Records to use
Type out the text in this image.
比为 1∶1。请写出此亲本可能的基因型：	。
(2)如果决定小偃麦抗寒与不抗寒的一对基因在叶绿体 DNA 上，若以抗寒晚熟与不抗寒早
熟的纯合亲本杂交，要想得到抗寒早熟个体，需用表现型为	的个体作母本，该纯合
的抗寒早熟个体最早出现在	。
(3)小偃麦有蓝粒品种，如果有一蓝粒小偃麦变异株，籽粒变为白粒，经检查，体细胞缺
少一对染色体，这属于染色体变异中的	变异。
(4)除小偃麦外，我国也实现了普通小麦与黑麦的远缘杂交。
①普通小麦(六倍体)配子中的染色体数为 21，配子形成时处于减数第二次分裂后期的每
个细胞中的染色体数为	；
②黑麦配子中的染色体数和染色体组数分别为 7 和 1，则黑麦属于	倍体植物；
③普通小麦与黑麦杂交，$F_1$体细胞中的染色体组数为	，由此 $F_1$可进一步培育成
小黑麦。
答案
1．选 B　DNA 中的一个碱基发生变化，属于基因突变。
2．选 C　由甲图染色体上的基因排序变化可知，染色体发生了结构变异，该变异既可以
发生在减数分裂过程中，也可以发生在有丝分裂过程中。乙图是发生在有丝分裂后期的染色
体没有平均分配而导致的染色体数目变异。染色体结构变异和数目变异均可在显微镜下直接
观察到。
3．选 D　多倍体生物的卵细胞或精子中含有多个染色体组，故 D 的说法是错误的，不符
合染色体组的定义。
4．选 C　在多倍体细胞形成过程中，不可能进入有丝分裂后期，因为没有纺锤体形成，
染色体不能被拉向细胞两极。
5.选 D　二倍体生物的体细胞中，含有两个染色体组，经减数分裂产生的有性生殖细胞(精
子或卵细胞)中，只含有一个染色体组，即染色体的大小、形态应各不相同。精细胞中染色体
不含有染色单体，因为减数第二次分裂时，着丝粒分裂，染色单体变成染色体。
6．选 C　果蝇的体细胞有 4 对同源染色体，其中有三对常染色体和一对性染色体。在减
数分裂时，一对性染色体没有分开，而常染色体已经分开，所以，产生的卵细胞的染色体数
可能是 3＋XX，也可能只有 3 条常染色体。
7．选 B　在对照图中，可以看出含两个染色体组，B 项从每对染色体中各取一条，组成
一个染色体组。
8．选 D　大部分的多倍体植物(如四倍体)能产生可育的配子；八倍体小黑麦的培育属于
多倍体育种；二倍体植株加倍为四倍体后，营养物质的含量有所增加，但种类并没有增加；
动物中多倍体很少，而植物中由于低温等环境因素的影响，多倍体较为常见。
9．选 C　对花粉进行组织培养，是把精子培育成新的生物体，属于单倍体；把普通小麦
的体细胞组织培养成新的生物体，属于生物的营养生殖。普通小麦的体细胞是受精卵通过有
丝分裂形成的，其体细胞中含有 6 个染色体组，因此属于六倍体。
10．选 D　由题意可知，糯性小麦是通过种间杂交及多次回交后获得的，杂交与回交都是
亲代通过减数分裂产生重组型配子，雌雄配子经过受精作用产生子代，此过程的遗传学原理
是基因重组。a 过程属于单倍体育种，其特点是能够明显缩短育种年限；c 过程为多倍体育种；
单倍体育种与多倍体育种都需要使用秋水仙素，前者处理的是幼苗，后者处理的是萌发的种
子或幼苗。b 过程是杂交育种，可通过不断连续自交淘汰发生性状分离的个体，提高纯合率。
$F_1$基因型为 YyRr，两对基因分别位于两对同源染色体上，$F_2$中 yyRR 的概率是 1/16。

To be done
Return all the data exactly as given.

Final answer
Type out the text in this image.
比为 1∶1。请写出此亲本可能的基因型：	。
(2)如果决定小偃麦抗寒与不抗寒的一对基因在叶绿体 DNA 上，若以抗寒晚熟与不抗寒早
熟的纯合亲本杂交，要想得到抗寒早熟个体，需用表现型为	的个体作母本，该纯合
的抗寒早熟个体最早出现在	。
(3)小偃麦有蓝粒品种，如果有一蓝粒小偃麦变异株，籽粒变为白粒，经检查，体细胞缺
少一对染色体，这属于染色体变异中的	变异。
(4)除小偃麦外，我国也实现了普通小麦与黑麦的远缘杂交。
①普通小麦(六倍体)配子中的染色体数为 21，配子形成时处于减数第二次分裂后期的每
个细胞中的染色体数为	；
②黑麦配子中的染色体数和染色体组数分别为 7 和 1，则黑麦属于	倍体植物；
③普通小麦与黑麦杂交，$F_1$体细胞中的染色体组数为	，由此 $F_1$可进一步培育成
小黑麦。
答案
1．选 B　DNA 中的一个碱基发生变化，属于基因突变。
2．选 C　由甲图染色体上的基因排序变化可知，染色体发生了结构变异，该变异既可以
发生在减数分裂过程中，也可以发生在有丝分裂过程中。乙图是发生在有丝分裂后期的染色
体没有平均分配而导致的染色体数目变异。染色体结构变异和数目变异均可在显微镜下直接
观察到。
3．选 D　多倍体生物的卵细胞或精子中含有多个染色体组，故 D 的说法是错误的，不符
合染色体组的定义。
4．选 C　在多倍体细胞形成过程中，不可能进入有丝分裂后期，因为没有纺锤体形成，
染色体不能被拉向细胞两极。
5.选 D　二倍体生物的体细胞中，含有两个染色体组，经减数分裂产生的有性生殖细胞(精
子或卵细胞)中，只含有一个染色体组，即染色体的大小、形态应各不相同。精细胞中染色体
不含有染色单体，因为减数第二次分裂时，着丝粒分裂，染色单体变成染色体。
6．选 C　果蝇的体细胞有 4 对同源染色体，其中有三对常染色体和一对性染色体。在减
数分裂时，一对性染色体没有分开，而常染色体已经分开，所以，产生的卵细胞的染色体数
可能是 3＋XX，也可能只有 3 条常染色体。
7．选 B　在对照图中，可以看出含两个染色体组，B 项从每对染色体中各取一条，组成
一个染色体组。
8．选 D　大部分的多倍体植物(如四倍体)能产生可育的配子；八倍体小黑麦的培育属于
多倍体育种；二倍体植株加倍为四倍体后，营养物质的含量有所增加，但种类并没有增加；
动物中多倍体很少，而植物中由于低温等环境因素的影响，多倍体较为常见。
9．选 C　对花粉进行组织培养，是把精子培育成新的生物体，属于单倍体；把普通小麦
的体细胞组织培养成新的生物体，属于生物的营养生殖。普通小麦的体细胞是受精卵通过有
丝分裂形成的，其体细胞中含有 6 个染色体组，因此属于六倍体。
10．选 D　由题意可知，糯性小麦是通过种间杂交及多次回交后获得的，杂交与回交都是
亲代通过减数分裂产生重组型配子，雌雄配子经过受精作用产生子代，此过程的遗传学原理
是基因重组。a 过程属于单倍体育种，其特点是能够明显缩短育种年限；c 过程为多倍体育种；
单倍体育种与多倍体育种都需要使用秋水仙素，前者处理的是幼苗，后者处理的是萌发的种
子或幼苗。b 过程是杂交育种，可通过不断连续自交淘汰发生性状分离的个体，提高纯合率。
$F_1$基因型为 YyRr，两对基因分别位于两对同源染色体上，$F_2$中 yyRR 的概率是 1/16。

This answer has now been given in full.